> [GIVEN TASK] The entries below should be quoted exactly, with no pictures carried over.

--- RECORD EXTRACTS ---

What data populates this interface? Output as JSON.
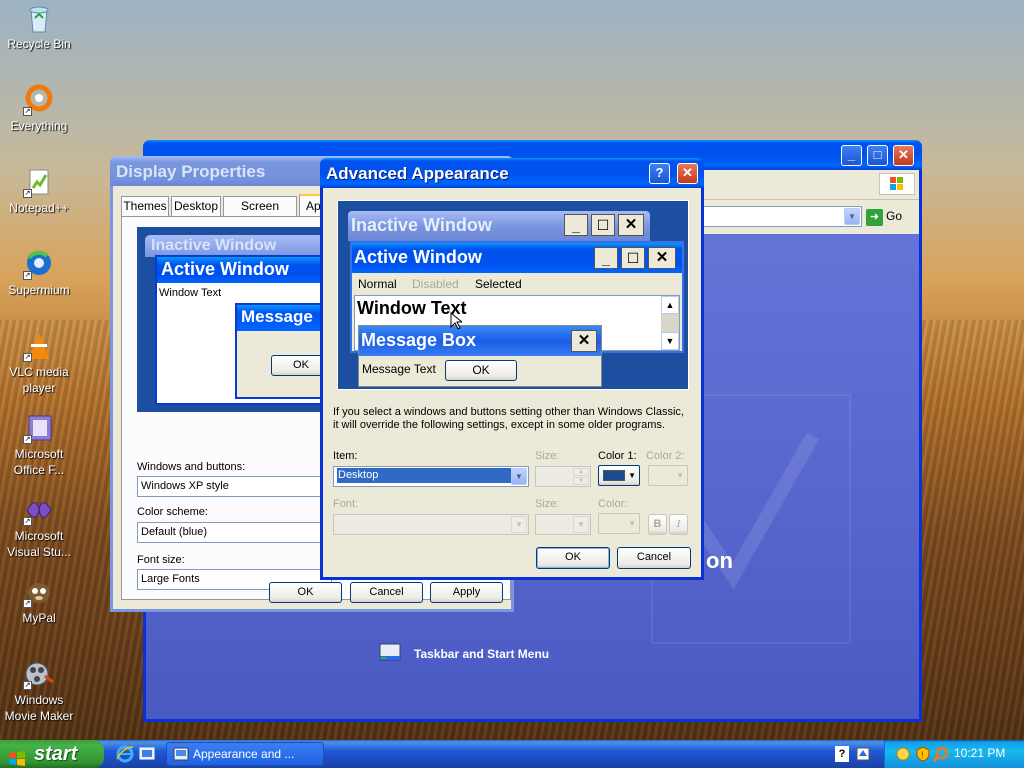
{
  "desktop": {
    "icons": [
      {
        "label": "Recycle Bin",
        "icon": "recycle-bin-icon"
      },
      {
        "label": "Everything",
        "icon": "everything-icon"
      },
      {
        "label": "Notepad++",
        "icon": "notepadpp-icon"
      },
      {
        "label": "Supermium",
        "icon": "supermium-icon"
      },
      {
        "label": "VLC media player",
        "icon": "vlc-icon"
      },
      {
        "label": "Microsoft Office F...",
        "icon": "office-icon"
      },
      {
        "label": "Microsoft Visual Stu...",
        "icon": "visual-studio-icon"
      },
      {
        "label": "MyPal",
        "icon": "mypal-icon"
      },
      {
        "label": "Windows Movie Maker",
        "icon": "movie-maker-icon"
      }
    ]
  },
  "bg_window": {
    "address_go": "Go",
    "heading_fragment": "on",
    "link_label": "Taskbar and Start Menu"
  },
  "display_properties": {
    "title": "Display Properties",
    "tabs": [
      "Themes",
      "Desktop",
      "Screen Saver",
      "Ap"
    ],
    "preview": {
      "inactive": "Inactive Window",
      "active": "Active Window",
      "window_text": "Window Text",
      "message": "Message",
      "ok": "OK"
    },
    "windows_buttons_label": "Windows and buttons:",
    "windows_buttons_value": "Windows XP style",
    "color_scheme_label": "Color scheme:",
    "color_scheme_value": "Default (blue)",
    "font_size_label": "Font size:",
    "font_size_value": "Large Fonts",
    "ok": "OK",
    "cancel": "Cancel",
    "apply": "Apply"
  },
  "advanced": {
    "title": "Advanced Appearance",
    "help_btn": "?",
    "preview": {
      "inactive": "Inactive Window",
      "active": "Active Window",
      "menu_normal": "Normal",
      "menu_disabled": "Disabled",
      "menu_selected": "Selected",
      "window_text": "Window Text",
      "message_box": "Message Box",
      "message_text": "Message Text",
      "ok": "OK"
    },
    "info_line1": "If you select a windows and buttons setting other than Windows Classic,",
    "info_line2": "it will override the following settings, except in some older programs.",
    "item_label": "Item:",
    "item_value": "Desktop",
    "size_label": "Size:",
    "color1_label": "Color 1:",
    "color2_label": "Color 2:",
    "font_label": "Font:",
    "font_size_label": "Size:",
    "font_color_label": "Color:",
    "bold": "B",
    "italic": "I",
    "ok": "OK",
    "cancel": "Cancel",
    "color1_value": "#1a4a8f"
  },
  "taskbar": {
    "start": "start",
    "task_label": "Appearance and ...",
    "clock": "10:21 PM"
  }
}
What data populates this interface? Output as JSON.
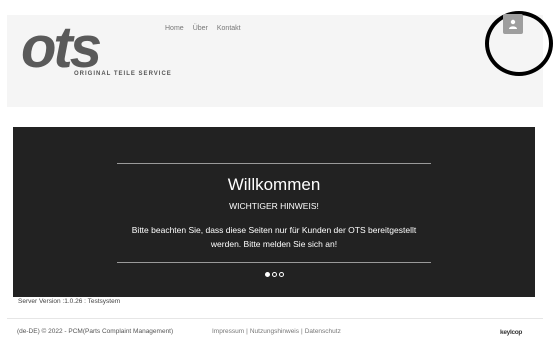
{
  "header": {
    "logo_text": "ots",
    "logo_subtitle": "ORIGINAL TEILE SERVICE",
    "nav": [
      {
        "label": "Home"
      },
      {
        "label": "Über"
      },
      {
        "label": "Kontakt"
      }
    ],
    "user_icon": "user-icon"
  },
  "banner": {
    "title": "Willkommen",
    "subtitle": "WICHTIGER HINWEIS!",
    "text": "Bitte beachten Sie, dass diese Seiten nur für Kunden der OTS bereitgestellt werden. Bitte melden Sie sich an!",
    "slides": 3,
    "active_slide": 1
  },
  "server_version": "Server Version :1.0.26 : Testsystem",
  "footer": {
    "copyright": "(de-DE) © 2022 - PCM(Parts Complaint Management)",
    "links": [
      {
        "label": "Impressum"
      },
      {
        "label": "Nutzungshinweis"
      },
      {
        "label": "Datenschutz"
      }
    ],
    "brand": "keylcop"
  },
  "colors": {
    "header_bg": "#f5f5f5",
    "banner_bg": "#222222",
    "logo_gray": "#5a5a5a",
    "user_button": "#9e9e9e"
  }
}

---

> [EXPECTED OUTPUT]
What data populates this interface? Output as JSON.
{
  "desktop": {
    "icons": [
      {
        "label": "Recycle Bin",
        "icon": "recycle-bin-icon"
      },
      {
        "label": "Everything",
        "icon": "everything-icon"
      },
      {
        "label": "Notepad++",
        "icon": "notepadpp-icon"
      },
      {
        "label": "Supermium",
        "icon": "supermium-icon"
      },
      {
        "label": "VLC media player",
        "icon": "vlc-icon"
      },
      {
        "label": "Microsoft Office F...",
        "icon": "office-icon"
      },
      {
        "label": "Microsoft Visual Stu...",
        "icon": "visual-studio-icon"
      },
      {
        "label": "MyPal",
        "icon": "mypal-icon"
      },
      {
        "label": "Windows Movie Maker",
        "icon": "movie-maker-icon"
      }
    ]
  },
  "bg_window": {
    "address_go": "Go",
    "heading_fragment": "on",
    "link_label": "Taskbar and Start Menu"
  },
  "display_properties": {
    "title": "Display Properties",
    "tabs": [
      "Themes",
      "Desktop",
      "Screen Saver",
      "Ap"
    ],
    "preview": {
      "inactive": "Inactive Window",
      "active": "Active Window",
      "window_text": "Window Text",
      "message": "Message",
      "ok": "OK"
    },
    "windows_buttons_label": "Windows and buttons:",
    "windows_buttons_value": "Windows XP style",
    "color_scheme_label": "Color scheme:",
    "color_scheme_value": "Default (blue)",
    "font_size_label": "Font size:",
    "font_size_value": "Large Fonts",
    "ok": "OK",
    "cancel": "Cancel",
    "apply": "Apply"
  },
  "advanced": {
    "title": "Advanced Appearance",
    "help_btn": "?",
    "preview": {
      "inactive": "Inactive Window",
      "active": "Active Window",
      "menu_normal": "Normal",
      "menu_disabled": "Disabled",
      "menu_selected": "Selected",
      "window_text": "Window Text",
      "message_box": "Message Box",
      "message_text": "Message Text",
      "ok": "OK"
    },
    "info_line1": "If you select a windows and buttons setting other than Windows Classic,",
    "info_line2": "it will override the following settings, except in some older programs.",
    "item_label": "Item:",
    "item_value": "Desktop",
    "size_label": "Size:",
    "color1_label": "Color 1:",
    "color2_label": "Color 2:",
    "font_label": "Font:",
    "font_size_label": "Size:",
    "font_color_label": "Color:",
    "bold": "B",
    "italic": "I",
    "ok": "OK",
    "cancel": "Cancel",
    "color1_value": "#1a4a8f"
  },
  "taskbar": {
    "start": "start",
    "task_label": "Appearance and ...",
    "clock": "10:21 PM"
  }
}
What data populates this interface? Output as JSON.
{
  "header": {
    "logo_text": "ots",
    "logo_subtitle": "ORIGINAL TEILE SERVICE",
    "nav": [
      {
        "label": "Home"
      },
      {
        "label": "Über"
      },
      {
        "label": "Kontakt"
      }
    ],
    "user_icon": "user-icon"
  },
  "banner": {
    "title": "Willkommen",
    "subtitle": "WICHTIGER HINWEIS!",
    "text": "Bitte beachten Sie, dass diese Seiten nur für Kunden der OTS bereitgestellt werden. Bitte melden Sie sich an!",
    "slides": 3,
    "active_slide": 1
  },
  "server_version": "Server Version :1.0.26 : Testsystem",
  "footer": {
    "copyright": "(de-DE) © 2022 - PCM(Parts Complaint Management)",
    "links": [
      {
        "label": "Impressum"
      },
      {
        "label": "Nutzungshinweis"
      },
      {
        "label": "Datenschutz"
      }
    ],
    "brand": "keylcop"
  },
  "colors": {
    "header_bg": "#f5f5f5",
    "banner_bg": "#222222",
    "logo_gray": "#5a5a5a",
    "user_button": "#9e9e9e"
  }
}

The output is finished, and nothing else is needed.